** START RECORDS SUPPLIED **
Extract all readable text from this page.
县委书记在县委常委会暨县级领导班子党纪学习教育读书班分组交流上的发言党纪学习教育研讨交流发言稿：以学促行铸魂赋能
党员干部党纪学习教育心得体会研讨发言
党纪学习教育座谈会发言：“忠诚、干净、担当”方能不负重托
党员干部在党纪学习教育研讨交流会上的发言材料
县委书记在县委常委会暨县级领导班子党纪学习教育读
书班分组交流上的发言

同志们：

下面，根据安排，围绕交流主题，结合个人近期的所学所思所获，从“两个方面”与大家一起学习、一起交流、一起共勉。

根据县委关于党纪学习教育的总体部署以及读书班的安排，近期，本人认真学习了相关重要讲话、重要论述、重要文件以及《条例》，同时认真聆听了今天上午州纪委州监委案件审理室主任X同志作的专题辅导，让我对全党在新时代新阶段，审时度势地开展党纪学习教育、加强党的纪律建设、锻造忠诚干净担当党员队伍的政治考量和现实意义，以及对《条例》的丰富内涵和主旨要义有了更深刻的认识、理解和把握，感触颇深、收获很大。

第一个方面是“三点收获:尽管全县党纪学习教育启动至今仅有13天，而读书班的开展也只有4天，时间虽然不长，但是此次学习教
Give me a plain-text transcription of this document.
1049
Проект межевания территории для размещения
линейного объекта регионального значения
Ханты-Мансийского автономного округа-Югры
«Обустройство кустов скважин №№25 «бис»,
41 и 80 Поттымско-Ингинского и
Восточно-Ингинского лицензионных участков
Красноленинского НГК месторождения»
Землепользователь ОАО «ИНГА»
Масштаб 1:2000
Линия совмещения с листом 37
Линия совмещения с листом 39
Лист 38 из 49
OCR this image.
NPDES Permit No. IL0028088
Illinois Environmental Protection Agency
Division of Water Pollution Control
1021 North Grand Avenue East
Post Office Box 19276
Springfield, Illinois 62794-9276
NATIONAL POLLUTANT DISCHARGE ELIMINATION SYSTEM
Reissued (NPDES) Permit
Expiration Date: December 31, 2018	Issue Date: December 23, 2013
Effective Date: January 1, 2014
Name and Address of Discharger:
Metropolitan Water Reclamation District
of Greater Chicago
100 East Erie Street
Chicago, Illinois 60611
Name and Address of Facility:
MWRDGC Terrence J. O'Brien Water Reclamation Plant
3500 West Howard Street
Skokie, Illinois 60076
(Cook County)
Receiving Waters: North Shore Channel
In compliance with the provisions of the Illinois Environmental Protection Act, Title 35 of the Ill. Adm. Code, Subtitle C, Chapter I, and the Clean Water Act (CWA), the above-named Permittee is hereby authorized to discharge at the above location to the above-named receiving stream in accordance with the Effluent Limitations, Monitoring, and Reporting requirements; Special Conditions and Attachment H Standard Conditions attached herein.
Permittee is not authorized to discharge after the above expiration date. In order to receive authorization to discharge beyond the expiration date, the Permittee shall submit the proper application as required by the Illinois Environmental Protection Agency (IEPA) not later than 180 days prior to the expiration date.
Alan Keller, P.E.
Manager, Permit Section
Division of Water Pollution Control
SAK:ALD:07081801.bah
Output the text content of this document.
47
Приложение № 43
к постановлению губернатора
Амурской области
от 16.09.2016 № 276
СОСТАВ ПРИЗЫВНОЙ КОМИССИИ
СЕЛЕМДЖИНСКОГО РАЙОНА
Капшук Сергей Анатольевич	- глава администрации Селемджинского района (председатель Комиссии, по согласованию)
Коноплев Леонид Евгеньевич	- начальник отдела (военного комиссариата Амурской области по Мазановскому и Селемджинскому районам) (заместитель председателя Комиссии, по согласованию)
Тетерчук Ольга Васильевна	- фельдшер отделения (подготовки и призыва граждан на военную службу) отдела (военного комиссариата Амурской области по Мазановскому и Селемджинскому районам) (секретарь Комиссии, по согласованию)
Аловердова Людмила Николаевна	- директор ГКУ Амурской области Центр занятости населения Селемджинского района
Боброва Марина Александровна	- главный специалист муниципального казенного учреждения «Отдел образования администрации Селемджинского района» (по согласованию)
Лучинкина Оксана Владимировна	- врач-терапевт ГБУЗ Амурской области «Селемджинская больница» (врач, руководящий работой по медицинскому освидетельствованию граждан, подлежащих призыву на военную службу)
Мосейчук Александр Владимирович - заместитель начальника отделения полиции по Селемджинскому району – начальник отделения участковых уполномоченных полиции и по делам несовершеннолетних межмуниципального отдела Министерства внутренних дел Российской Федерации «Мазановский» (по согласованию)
** END RECORDS SUPPLIED **
§ REQUIRED TASK
Go through the listing and print each line exactly as it appears.

§ TASK ANSWER
Extract all readable text from this page.
县委书记在县委常委会暨县级领导班子党纪学习教育读书班分组交流上的发言党纪学习教育研讨交流发言稿：以学促行铸魂赋能
党员干部党纪学习教育心得体会研讨发言
党纪学习教育座谈会发言：“忠诚、干净、担当”方能不负重托
党员干部在党纪学习教育研讨交流会上的发言材料
县委书记在县委常委会暨县级领导班子党纪学习教育读
书班分组交流上的发言

同志们：

下面，根据安排，围绕交流主题，结合个人近期的所学所思所获，从“两个方面”与大家一起学习、一起交流、一起共勉。

根据县委关于党纪学习教育的总体部署以及读书班的安排，近期，本人认真学习了相关重要讲话、重要论述、重要文件以及《条例》，同时认真聆听了今天上午州纪委州监委案件审理室主任X同志作的专题辅导，让我对全党在新时代新阶段，审时度势地开展党纪学习教育、加强党的纪律建设、锻造忠诚干净担当党员队伍的政治考量和现实意义，以及对《条例》的丰富内涵和主旨要义有了更深刻的认识、理解和把握，感触颇深、收获很大。

第一个方面是“三点收获:尽管全县党纪学习教育启动至今仅有13天，而读书班的开展也只有4天，时间虽然不长，但是此次学习教
Give me a plain-text transcription of this document.
1049
Проект межевания территории для размещения
линейного объекта регионального значения
Ханты-Мансийского автономного округа-Югры
«Обустройство кустов скважин №№25 «бис»,
41 и 80 Поттымско-Ингинского и
Восточно-Ингинского лицензионных участков
Красноленинского НГК месторождения»
Землепользователь ОАО «ИНГА»
Масштаб 1:2000
Линия совмещения с листом 37
Линия совмещения с листом 39
Лист 38 из 49
OCR this image.
NPDES Permit No. IL0028088
Illinois Environmental Protection Agency
Division of Water Pollution Control
1021 North Grand Avenue East
Post Office Box 19276
Springfield, Illinois 62794-9276
NATIONAL POLLUTANT DISCHARGE ELIMINATION SYSTEM
Reissued (NPDES) Permit
Expiration Date: December 31, 2018	Issue Date: December 23, 2013
Effective Date: January 1, 2014
Name and Address of Discharger:
Metropolitan Water Reclamation District
of Greater Chicago
100 East Erie Street
Chicago, Illinois 60611
Name and Address of Facility:
MWRDGC Terrence J. O'Brien Water Reclamation Plant
3500 West Howard Street
Skokie, Illinois 60076
(Cook County)
Receiving Waters: North Shore Channel
In compliance with the provisions of the Illinois Environmental Protection Act, Title 35 of the Ill. Adm. Code, Subtitle C, Chapter I, and the Clean Water Act (CWA), the above-named Permittee is hereby authorized to discharge at the above location to the above-named receiving stream in accordance with the Effluent Limitations, Monitoring, and Reporting requirements; Special Conditions and Attachment H Standard Conditions attached herein.
Permittee is not authorized to discharge after the above expiration date. In order to receive authorization to discharge beyond the expiration date, the Permittee shall submit the proper application as required by the Illinois Environmental Protection Agency (IEPA) not later than 180 days prior to the expiration date.
Alan Keller, P.E.
Manager, Permit Section
Division of Water Pollution Control
SAK:ALD:07081801.bah
Output the text content of this document.
47
Приложение № 43
к постановлению губернатора
Амурской области
от 16.09.2016 № 276
СОСТАВ ПРИЗЫВНОЙ КОМИССИИ
СЕЛЕМДЖИНСКОГО РАЙОНА
Капшук Сергей Анатольевич	- глава администрации Селемджинского района (председатель Комиссии, по согласованию)
Коноплев Леонид Евгеньевич	- начальник отдела (военного комиссариата Амурской области по Мазановскому и Селемджинскому районам) (заместитель председателя Комиссии, по согласованию)
Тетерчук Ольга Васильевна	- фельдшер отделения (подготовки и призыва граждан на военную службу) отдела (военного комиссариата Амурской области по Мазановскому и Селемджинскому районам) (секретарь Комиссии, по согласованию)
Аловердова Людмила Николаевна	- директор ГКУ Амурской области Центр занятости населения Селемджинского района
Боброва Марина Александровна	- главный специалист муниципального казенного учреждения «Отдел образования администрации Селемджинского района» (по согласованию)
Лучинкина Оксана Владимировна	- врач-терапевт ГБУЗ Амурской области «Селемджинская больница» (врач, руководящий работой по медицинскому освидетельствованию граждан, подлежащих призыву на военную службу)
Мосейчук Александр Владимирович - заместитель начальника отделения полиции по Селемджинскому району – начальник отделения участковых уполномоченных полиции и по делам несовершеннолетних межмуниципального отдела Министерства внутренних дел Российской Федерации «Мазановский» (по согласованию)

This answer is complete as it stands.